Objective
Locate "Parse this screenshot: output" in the listing. Transcribe the line that contains it and every line that follows, through the last, omitting all pictures.

Provided data
-*-*-

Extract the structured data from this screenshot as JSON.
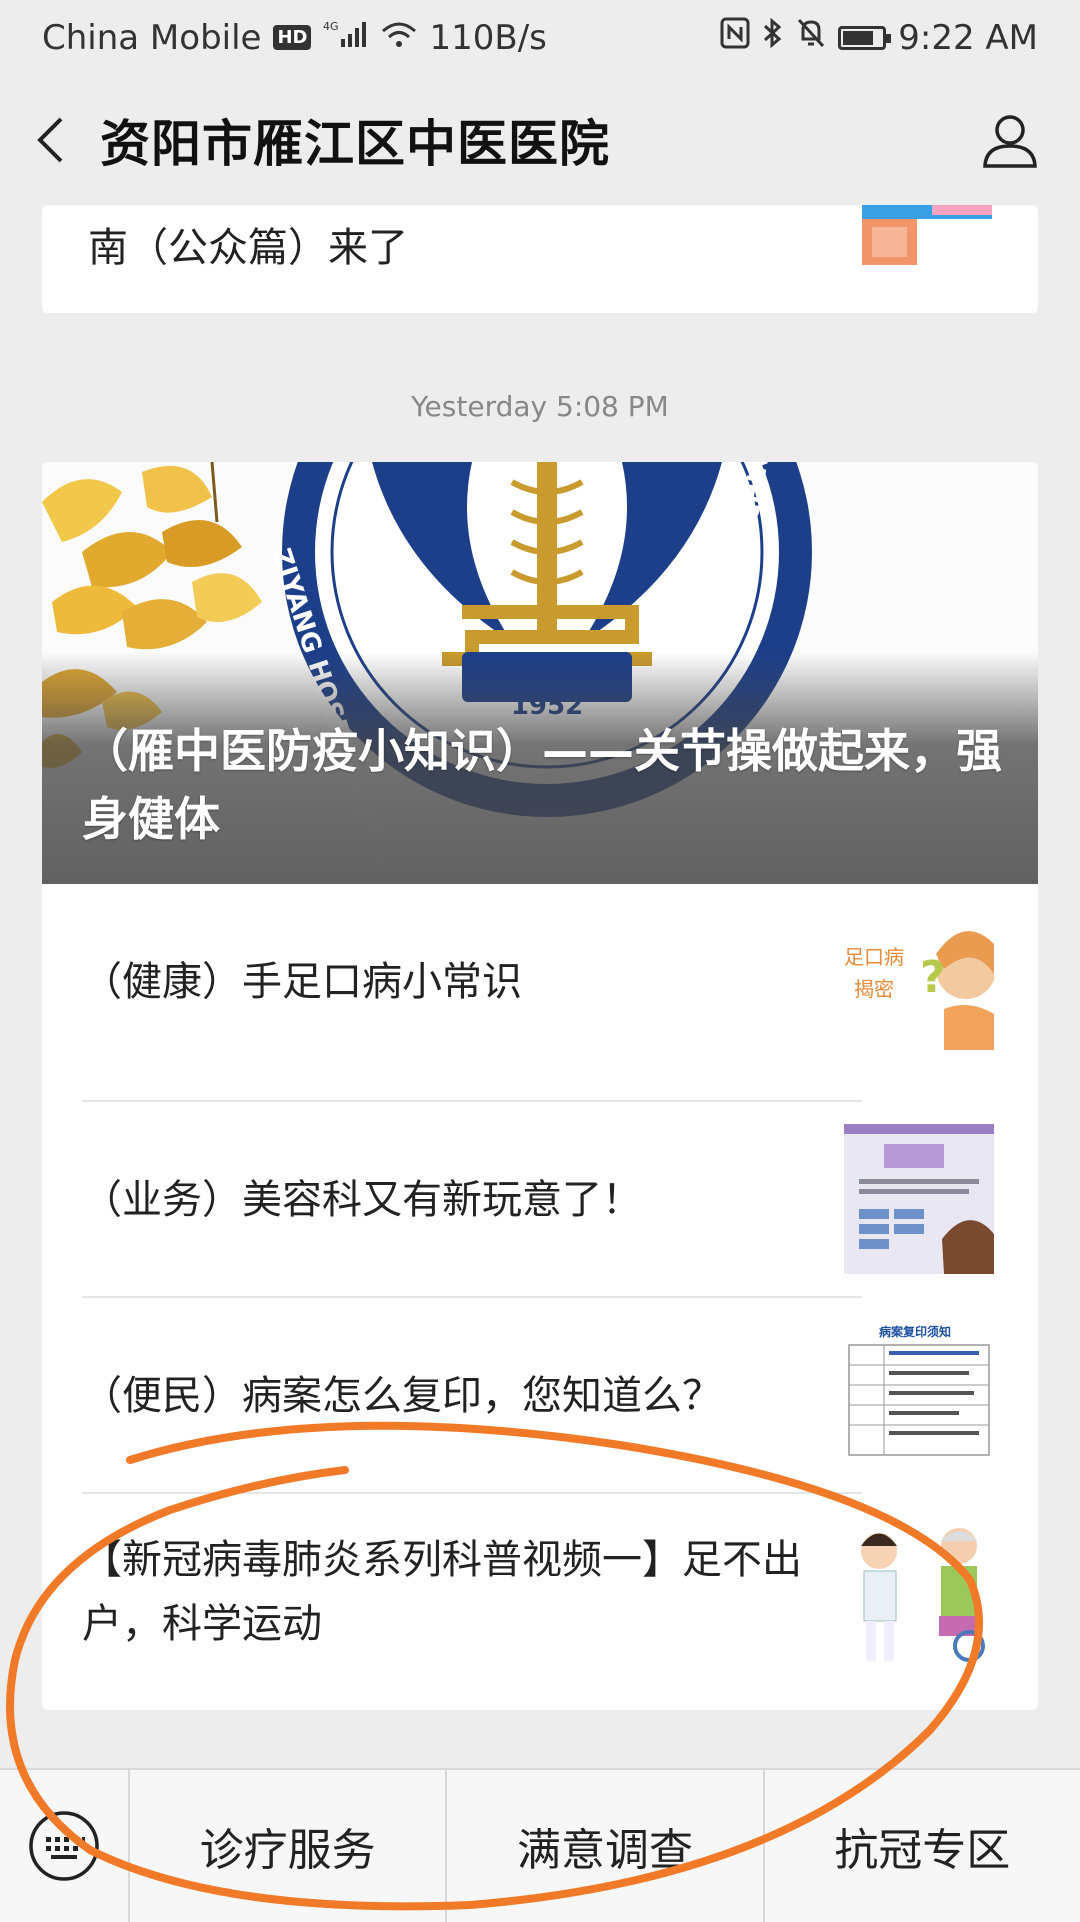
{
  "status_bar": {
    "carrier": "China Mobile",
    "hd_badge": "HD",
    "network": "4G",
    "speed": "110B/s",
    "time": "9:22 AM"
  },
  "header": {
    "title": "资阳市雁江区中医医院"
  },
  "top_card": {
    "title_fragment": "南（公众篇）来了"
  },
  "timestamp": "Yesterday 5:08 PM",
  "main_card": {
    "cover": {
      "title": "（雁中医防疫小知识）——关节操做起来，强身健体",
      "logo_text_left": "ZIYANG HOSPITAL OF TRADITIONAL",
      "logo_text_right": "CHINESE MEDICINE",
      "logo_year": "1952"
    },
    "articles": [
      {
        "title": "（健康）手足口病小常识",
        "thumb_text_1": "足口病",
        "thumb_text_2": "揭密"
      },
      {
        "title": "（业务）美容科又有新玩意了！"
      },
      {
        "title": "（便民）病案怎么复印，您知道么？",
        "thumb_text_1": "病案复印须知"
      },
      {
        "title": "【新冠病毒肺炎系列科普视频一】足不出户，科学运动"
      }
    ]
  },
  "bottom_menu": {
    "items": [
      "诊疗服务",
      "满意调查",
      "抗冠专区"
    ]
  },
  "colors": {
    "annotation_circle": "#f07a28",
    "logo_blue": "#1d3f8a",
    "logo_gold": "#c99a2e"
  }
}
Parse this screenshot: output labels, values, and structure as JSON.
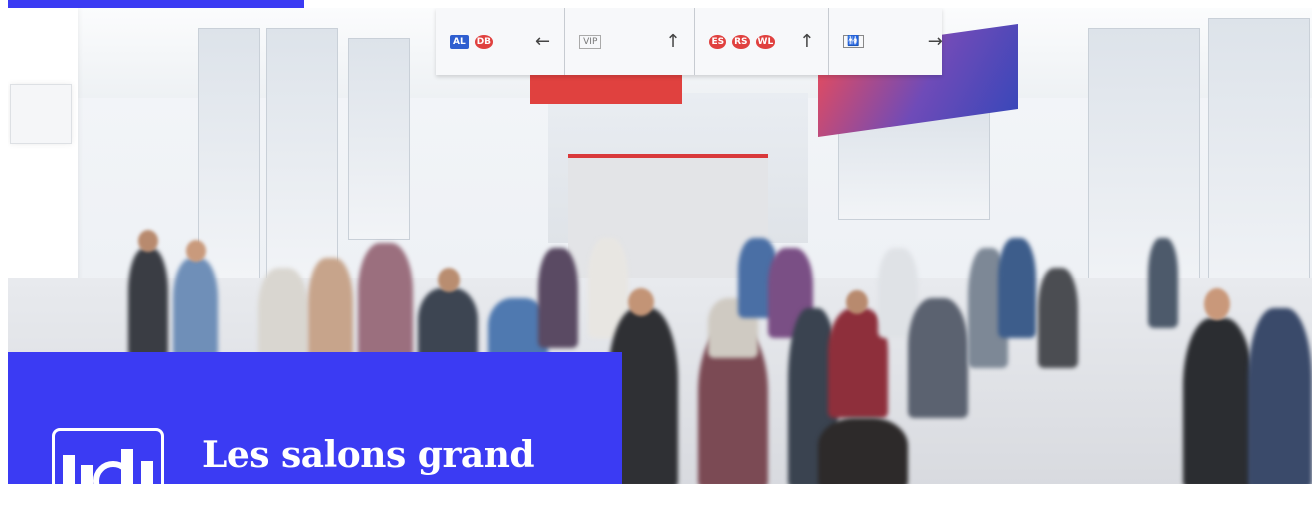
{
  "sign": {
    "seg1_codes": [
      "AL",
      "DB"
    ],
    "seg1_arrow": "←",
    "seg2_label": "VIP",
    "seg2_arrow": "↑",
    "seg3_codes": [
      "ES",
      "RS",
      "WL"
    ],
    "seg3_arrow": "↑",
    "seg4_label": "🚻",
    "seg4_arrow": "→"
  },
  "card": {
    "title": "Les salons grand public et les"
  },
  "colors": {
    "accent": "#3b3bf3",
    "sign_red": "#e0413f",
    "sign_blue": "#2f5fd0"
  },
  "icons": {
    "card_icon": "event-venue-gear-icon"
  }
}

-*-*-

Completed task
Parse this screenshot: output labels, values, and structure as JSON.
{
  "sign": {
    "seg1_codes": [
      "AL",
      "DB"
    ],
    "seg1_arrow": "←",
    "seg2_label": "VIP",
    "seg2_arrow": "↑",
    "seg3_codes": [
      "ES",
      "RS",
      "WL"
    ],
    "seg3_arrow": "↑",
    "seg4_label": "🚻",
    "seg4_arrow": "→"
  },
  "card": {
    "title": "Les salons grand public et les"
  },
  "colors": {
    "accent": "#3b3bf3",
    "sign_red": "#e0413f",
    "sign_blue": "#2f5fd0"
  },
  "icons": {
    "card_icon": "event-venue-gear-icon"
  }
}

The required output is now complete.